| EXERCISE |
Where the string "iPhone" occurs in the material below, report the whole line.

| RAW RECORDS |
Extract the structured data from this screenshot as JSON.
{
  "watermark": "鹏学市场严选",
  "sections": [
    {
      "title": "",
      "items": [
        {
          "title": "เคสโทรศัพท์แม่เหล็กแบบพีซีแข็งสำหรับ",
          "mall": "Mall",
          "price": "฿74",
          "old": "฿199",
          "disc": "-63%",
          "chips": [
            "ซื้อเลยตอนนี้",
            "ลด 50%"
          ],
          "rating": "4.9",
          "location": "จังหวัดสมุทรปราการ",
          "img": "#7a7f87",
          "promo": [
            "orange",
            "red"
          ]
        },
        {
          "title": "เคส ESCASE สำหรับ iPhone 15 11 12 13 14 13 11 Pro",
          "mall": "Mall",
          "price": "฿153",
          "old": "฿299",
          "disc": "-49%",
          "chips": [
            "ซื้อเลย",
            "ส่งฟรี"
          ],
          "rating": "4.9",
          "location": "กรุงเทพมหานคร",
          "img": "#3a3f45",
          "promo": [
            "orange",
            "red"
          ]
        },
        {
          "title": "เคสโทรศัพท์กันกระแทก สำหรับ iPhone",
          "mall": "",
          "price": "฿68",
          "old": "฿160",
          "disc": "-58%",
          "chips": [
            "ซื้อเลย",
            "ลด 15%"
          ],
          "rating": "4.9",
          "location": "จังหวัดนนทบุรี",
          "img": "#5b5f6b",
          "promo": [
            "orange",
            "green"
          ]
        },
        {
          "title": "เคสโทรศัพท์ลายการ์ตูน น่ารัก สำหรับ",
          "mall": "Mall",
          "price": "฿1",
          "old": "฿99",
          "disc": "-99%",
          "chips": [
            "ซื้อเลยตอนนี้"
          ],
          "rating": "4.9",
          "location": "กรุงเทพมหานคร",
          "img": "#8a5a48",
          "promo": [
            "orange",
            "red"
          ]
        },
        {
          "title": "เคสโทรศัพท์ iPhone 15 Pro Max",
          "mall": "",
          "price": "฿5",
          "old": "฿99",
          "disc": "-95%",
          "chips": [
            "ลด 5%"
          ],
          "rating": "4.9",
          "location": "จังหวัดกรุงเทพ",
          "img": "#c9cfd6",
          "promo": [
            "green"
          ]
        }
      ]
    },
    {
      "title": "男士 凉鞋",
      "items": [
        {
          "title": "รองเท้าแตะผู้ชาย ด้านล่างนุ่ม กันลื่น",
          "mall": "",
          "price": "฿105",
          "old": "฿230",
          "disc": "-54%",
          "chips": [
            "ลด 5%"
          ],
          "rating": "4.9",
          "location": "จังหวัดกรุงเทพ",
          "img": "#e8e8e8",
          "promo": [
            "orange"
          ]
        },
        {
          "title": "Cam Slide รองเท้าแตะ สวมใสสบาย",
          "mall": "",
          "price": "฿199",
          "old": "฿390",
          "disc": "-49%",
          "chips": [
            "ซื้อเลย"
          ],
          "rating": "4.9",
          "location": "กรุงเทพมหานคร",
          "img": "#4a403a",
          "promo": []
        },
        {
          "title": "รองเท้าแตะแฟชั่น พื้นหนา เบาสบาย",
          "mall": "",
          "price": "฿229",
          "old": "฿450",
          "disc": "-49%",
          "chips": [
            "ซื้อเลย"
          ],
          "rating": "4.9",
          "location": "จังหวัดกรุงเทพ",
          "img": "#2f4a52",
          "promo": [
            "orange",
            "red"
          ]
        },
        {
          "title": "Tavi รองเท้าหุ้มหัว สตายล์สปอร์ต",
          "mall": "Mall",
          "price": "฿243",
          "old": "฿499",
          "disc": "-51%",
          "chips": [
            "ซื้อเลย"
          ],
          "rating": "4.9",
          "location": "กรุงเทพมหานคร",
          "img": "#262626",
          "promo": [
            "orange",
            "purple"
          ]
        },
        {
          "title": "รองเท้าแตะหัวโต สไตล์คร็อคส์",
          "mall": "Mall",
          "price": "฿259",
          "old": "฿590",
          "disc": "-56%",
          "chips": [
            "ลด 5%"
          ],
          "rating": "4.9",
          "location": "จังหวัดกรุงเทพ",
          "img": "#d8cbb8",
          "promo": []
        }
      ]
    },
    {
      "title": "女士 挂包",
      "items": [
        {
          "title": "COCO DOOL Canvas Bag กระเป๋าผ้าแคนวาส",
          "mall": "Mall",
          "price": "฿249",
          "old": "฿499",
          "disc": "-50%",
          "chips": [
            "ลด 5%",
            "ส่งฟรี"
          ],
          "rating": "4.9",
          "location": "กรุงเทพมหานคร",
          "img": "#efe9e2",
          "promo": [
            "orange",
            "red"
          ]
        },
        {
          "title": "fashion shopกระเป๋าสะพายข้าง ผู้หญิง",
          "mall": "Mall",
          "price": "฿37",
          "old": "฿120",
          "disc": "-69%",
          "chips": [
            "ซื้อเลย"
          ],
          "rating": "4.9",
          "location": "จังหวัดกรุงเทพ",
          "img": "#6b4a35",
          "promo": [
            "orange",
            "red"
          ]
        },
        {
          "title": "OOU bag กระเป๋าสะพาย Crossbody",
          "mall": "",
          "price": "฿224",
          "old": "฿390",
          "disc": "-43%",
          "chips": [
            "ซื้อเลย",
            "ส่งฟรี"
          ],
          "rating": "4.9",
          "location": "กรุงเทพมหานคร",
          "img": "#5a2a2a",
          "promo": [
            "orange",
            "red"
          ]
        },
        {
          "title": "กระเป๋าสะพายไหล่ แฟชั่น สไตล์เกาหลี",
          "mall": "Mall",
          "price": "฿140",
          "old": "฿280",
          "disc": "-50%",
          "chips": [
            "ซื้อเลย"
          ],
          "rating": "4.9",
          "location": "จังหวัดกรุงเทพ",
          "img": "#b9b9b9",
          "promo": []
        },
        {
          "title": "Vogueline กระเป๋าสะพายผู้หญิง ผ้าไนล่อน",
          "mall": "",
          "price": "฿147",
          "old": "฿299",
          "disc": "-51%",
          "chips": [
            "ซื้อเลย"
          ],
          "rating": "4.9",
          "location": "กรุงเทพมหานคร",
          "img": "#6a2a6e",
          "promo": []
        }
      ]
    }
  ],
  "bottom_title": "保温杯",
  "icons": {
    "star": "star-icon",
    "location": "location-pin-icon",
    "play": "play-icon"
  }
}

| OUTPUT OF THE TASK |
          "title": "เคส ESCASE สำหรับ iPhone 15 11 12 13 14 13 11 Pro",
          "title": "เคสโทรศัพท์กันกระแทก สำหรับ iPhone",
          "title": "เคสโทรศัพท์ iPhone 15 Pro Max",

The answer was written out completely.